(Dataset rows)
* start *

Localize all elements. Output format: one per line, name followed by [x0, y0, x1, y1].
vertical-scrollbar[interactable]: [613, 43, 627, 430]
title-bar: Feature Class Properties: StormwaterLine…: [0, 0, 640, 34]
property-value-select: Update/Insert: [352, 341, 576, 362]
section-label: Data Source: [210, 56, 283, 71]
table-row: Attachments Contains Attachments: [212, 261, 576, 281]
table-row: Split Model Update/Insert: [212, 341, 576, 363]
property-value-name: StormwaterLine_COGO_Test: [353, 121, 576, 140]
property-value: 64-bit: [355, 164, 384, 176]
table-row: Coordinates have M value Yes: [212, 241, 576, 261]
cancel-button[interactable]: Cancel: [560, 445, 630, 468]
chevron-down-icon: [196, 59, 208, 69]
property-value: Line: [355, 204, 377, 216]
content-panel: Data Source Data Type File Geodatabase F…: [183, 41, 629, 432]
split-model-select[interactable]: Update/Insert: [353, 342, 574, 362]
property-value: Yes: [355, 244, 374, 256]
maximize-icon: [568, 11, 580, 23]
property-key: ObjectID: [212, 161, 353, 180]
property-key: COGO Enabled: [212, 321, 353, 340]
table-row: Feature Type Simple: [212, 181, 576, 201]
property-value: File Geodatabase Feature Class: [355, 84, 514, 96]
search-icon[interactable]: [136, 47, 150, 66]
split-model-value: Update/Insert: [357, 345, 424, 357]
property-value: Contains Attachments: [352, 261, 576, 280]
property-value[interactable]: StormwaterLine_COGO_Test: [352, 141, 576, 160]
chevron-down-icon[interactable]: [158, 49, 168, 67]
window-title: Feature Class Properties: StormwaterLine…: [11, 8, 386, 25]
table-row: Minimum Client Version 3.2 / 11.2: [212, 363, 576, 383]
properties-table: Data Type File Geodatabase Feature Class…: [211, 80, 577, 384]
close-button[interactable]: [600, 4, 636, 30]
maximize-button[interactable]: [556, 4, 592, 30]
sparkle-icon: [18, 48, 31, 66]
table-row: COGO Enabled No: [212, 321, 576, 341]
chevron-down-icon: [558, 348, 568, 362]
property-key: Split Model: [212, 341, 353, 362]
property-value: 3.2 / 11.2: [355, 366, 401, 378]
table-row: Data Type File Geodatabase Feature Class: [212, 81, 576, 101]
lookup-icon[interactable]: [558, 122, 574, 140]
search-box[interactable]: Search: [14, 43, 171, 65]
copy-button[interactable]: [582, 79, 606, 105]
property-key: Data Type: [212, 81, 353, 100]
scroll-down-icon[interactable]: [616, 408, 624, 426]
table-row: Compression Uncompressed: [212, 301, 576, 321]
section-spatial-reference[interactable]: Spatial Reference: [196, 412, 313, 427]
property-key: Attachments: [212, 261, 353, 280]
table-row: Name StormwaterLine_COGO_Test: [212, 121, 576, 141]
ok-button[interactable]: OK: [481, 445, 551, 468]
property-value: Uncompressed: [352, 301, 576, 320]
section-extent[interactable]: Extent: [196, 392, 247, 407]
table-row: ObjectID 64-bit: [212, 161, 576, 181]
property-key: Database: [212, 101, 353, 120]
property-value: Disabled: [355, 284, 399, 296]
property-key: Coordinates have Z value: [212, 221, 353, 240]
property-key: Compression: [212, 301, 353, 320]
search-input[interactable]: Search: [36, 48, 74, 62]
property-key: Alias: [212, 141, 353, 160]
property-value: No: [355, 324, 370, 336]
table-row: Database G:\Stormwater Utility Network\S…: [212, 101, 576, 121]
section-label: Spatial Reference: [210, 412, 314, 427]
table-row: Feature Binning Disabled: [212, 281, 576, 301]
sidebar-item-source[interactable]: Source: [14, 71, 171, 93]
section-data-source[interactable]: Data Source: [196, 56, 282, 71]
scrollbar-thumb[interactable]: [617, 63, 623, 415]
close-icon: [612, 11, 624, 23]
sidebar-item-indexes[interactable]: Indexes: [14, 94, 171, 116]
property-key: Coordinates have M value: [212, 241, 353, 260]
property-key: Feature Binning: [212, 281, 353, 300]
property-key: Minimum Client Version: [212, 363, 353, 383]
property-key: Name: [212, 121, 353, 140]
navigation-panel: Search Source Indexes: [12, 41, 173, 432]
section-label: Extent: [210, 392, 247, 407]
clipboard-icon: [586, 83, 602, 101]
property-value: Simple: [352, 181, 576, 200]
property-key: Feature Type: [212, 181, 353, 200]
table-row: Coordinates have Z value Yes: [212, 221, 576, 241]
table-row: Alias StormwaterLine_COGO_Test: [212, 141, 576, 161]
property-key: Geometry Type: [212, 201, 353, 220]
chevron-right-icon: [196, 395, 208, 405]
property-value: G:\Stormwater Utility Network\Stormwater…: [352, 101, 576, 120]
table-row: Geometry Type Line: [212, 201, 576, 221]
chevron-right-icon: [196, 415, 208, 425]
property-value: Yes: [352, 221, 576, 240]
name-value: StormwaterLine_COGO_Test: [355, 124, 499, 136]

* end *

* PROBLEM DETAILS
Copy every line of the dataset rows above without changing anything.

* ANSWER FOR THE TASK
Localize all elements. Output format: one per line, name followed by [x0, y0, x1, y1].
vertical-scrollbar[interactable]: [613, 43, 627, 430]
title-bar: Feature Class Properties: StormwaterLine…: [0, 0, 640, 34]
property-value-select: Update/Insert: [352, 341, 576, 362]
section-label: Data Source: [210, 56, 283, 71]
table-row: Attachments Contains Attachments: [212, 261, 576, 281]
table-row: Split Model Update/Insert: [212, 341, 576, 363]
property-value-name: StormwaterLine_COGO_Test: [353, 121, 576, 140]
property-value: 64-bit: [355, 164, 384, 176]
table-row: Coordinates have M value Yes: [212, 241, 576, 261]
cancel-button[interactable]: Cancel: [560, 445, 630, 468]
chevron-down-icon: [196, 59, 208, 69]
property-value: Line: [355, 204, 377, 216]
content-panel: Data Source Data Type File Geodatabase F…: [183, 41, 629, 432]
split-model-select[interactable]: Update/Insert: [353, 342, 574, 362]
property-value: Yes: [355, 244, 374, 256]
maximize-icon: [568, 11, 580, 23]
property-key: ObjectID: [212, 161, 353, 180]
property-key: COGO Enabled: [212, 321, 353, 340]
table-row: Feature Type Simple: [212, 181, 576, 201]
property-value: File Geodatabase Feature Class: [355, 84, 514, 96]
search-icon[interactable]: [136, 47, 150, 66]
split-model-value: Update/Insert: [357, 345, 424, 357]
property-value: Contains Attachments: [352, 261, 576, 280]
property-value[interactable]: StormwaterLine_COGO_Test: [352, 141, 576, 160]
chevron-down-icon[interactable]: [158, 49, 168, 67]
window-title: Feature Class Properties: StormwaterLine…: [11, 8, 386, 25]
table-row: Minimum Client Version 3.2 / 11.2: [212, 363, 576, 383]
properties-table: Data Type File Geodatabase Feature Class…: [211, 80, 577, 384]
close-button[interactable]: [600, 4, 636, 30]
maximize-button[interactable]: [556, 4, 592, 30]
sparkle-icon: [18, 48, 31, 66]
table-row: COGO Enabled No: [212, 321, 576, 341]
chevron-down-icon: [558, 348, 568, 362]
property-key: Split Model: [212, 341, 353, 362]
property-value: 3.2 / 11.2: [355, 366, 401, 378]
table-row: Data Type File Geodatabase Feature Class: [212, 81, 576, 101]
lookup-icon[interactable]: [558, 122, 574, 140]
search-box[interactable]: Search: [14, 43, 171, 65]
copy-button[interactable]: [582, 79, 606, 105]
property-key: Data Type: [212, 81, 353, 100]
scroll-down-icon[interactable]: [616, 408, 624, 426]
table-row: Compression Uncompressed: [212, 301, 576, 321]
section-spatial-reference[interactable]: Spatial Reference: [196, 412, 313, 427]
property-key: Attachments: [212, 261, 353, 280]
table-row: Name StormwaterLine_COGO_Test: [212, 121, 576, 141]
ok-button[interactable]: OK: [481, 445, 551, 468]
property-value: Uncompressed: [352, 301, 576, 320]
section-extent[interactable]: Extent: [196, 392, 247, 407]
table-row: ObjectID 64-bit: [212, 161, 576, 181]
property-key: Database: [212, 101, 353, 120]
property-value: Disabled: [355, 284, 399, 296]
property-key: Coordinates have Z value: [212, 221, 353, 240]
property-key: Compression: [212, 301, 353, 320]
search-input[interactable]: Search: [36, 48, 74, 62]
property-key: Alias: [212, 141, 353, 160]
property-value: No: [355, 324, 370, 336]
table-row: Database G:\Stormwater Utility Network\S…: [212, 101, 576, 121]
section-label: Spatial Reference: [210, 412, 314, 427]
table-row: Feature Binning Disabled: [212, 281, 576, 301]
sidebar-item-source[interactable]: Source: [14, 71, 171, 93]
section-data-source[interactable]: Data Source: [196, 56, 282, 71]
scrollbar-thumb[interactable]: [617, 63, 623, 415]
close-icon: [612, 11, 624, 23]
sidebar-item-indexes[interactable]: Indexes: [14, 94, 171, 116]
property-key: Coordinates have M value: [212, 241, 353, 260]
property-key: Feature Binning: [212, 281, 353, 300]
property-key: Minimum Client Version: [212, 363, 353, 383]
property-key: Name: [212, 121, 353, 140]
navigation-panel: Search Source Indexes: [12, 41, 173, 432]
section-label: Extent: [210, 392, 247, 407]
clipboard-icon: [586, 83, 602, 101]
property-value: Simple: [352, 181, 576, 200]
property-key: Feature Type: [212, 181, 353, 200]
table-row: Coordinates have Z value Yes: [212, 221, 576, 241]
table-row: Alias StormwaterLine_COGO_Test: [212, 141, 576, 161]
property-key: Geometry Type: [212, 201, 353, 220]
chevron-right-icon: [196, 395, 208, 405]
property-value: G:\Stormwater Utility Network\Stormwater…: [352, 101, 576, 120]
table-row: Geometry Type Line: [212, 201, 576, 221]
chevron-right-icon: [196, 415, 208, 425]
property-value: Yes: [352, 221, 576, 240]
name-value: StormwaterLine_COGO_Test: [355, 124, 499, 136]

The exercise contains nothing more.